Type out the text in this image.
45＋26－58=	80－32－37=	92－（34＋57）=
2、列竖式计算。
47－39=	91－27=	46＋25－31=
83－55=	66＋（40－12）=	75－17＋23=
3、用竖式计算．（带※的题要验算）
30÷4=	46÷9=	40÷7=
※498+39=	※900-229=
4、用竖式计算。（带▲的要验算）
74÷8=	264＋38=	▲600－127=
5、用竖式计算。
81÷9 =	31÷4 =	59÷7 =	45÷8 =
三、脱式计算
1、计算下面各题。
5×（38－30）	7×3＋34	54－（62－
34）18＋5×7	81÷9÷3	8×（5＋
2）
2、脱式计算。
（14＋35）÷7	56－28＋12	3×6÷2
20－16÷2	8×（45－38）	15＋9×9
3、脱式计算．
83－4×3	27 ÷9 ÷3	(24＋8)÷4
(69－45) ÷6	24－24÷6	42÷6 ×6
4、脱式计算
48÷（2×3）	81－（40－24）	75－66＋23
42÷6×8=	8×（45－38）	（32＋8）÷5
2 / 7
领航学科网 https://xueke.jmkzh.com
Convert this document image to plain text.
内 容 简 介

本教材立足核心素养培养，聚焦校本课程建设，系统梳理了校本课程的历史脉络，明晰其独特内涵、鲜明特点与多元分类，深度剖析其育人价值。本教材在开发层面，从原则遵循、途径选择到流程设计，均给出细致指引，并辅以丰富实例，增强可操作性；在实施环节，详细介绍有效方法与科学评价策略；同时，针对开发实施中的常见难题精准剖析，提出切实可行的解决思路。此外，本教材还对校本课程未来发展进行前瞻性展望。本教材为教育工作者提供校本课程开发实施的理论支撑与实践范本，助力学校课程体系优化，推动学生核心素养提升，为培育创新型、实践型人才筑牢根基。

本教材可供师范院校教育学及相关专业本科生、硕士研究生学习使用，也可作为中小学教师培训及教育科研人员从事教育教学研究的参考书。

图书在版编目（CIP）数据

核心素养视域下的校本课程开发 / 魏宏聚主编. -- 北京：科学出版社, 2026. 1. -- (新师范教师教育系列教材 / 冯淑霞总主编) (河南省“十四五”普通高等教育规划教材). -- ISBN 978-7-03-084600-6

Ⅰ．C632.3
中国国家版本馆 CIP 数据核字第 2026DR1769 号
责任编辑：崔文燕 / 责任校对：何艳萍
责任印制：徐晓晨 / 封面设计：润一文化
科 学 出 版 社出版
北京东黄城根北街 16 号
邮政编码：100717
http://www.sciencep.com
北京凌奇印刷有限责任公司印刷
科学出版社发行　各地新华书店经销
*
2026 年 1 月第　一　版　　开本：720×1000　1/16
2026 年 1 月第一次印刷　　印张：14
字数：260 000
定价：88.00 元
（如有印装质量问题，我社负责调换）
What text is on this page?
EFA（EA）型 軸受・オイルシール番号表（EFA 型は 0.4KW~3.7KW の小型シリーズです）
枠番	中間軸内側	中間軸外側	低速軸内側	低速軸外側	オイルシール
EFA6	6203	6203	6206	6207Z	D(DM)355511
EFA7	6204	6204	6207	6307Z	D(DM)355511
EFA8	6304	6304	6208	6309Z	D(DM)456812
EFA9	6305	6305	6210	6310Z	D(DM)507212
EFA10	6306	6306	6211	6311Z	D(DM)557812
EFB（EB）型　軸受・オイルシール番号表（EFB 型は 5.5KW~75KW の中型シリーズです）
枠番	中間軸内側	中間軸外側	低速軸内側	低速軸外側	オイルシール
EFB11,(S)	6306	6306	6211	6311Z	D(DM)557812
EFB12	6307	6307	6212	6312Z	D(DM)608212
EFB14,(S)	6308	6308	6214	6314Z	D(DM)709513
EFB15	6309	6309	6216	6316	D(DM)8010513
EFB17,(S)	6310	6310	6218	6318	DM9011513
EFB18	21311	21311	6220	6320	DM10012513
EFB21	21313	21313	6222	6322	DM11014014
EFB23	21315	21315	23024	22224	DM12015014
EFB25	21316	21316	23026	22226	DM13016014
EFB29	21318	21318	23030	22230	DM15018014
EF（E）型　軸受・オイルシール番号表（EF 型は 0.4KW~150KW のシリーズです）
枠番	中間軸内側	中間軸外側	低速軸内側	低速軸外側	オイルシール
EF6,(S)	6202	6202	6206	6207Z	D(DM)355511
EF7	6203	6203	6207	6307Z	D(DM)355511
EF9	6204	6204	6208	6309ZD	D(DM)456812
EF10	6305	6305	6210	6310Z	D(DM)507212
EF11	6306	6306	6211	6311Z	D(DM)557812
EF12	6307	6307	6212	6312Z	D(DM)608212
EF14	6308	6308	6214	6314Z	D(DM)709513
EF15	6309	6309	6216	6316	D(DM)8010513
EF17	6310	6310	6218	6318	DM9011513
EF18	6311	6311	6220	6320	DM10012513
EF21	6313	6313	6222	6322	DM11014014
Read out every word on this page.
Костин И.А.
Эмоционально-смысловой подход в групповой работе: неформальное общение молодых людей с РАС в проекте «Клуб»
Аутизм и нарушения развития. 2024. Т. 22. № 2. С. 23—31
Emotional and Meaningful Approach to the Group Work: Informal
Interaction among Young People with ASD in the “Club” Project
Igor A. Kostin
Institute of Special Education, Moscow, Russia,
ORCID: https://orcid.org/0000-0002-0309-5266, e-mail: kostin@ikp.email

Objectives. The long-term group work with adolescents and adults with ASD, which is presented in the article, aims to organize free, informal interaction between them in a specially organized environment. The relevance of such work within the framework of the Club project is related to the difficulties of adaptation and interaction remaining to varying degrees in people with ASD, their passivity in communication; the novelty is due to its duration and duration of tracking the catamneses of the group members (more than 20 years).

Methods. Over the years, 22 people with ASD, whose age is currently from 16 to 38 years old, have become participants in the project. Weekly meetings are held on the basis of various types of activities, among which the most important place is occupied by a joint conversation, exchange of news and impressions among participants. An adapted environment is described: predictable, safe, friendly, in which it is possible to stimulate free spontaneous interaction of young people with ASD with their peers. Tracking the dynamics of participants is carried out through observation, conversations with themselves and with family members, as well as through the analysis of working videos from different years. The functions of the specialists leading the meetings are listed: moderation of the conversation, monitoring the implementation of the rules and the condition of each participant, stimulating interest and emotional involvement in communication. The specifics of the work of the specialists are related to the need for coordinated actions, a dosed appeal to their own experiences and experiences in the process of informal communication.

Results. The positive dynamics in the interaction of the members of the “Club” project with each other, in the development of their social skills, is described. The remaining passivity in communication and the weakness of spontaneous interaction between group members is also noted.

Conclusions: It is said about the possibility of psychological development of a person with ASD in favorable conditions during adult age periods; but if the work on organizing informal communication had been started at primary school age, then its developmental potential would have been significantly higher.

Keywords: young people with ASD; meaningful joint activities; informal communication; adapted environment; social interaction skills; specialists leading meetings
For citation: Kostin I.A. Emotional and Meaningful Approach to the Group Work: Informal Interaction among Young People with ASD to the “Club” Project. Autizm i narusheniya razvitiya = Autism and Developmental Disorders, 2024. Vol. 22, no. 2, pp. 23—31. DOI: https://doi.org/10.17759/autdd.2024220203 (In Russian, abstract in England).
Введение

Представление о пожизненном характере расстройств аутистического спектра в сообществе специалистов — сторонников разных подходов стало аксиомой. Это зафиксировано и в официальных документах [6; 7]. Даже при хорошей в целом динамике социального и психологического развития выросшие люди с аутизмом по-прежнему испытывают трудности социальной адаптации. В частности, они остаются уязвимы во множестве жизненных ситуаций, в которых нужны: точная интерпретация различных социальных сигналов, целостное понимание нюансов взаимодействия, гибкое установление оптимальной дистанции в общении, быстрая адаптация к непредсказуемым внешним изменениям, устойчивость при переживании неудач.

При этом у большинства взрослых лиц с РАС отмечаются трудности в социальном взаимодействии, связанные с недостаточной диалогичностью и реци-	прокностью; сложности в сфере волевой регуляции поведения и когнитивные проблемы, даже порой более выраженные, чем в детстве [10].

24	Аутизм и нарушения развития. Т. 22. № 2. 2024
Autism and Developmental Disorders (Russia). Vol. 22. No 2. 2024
+++++
What you should do:
Track down all lines above with the string "image" and copy them.

Result of this task:
Type out the text in this image.
Convert this document image to plain text.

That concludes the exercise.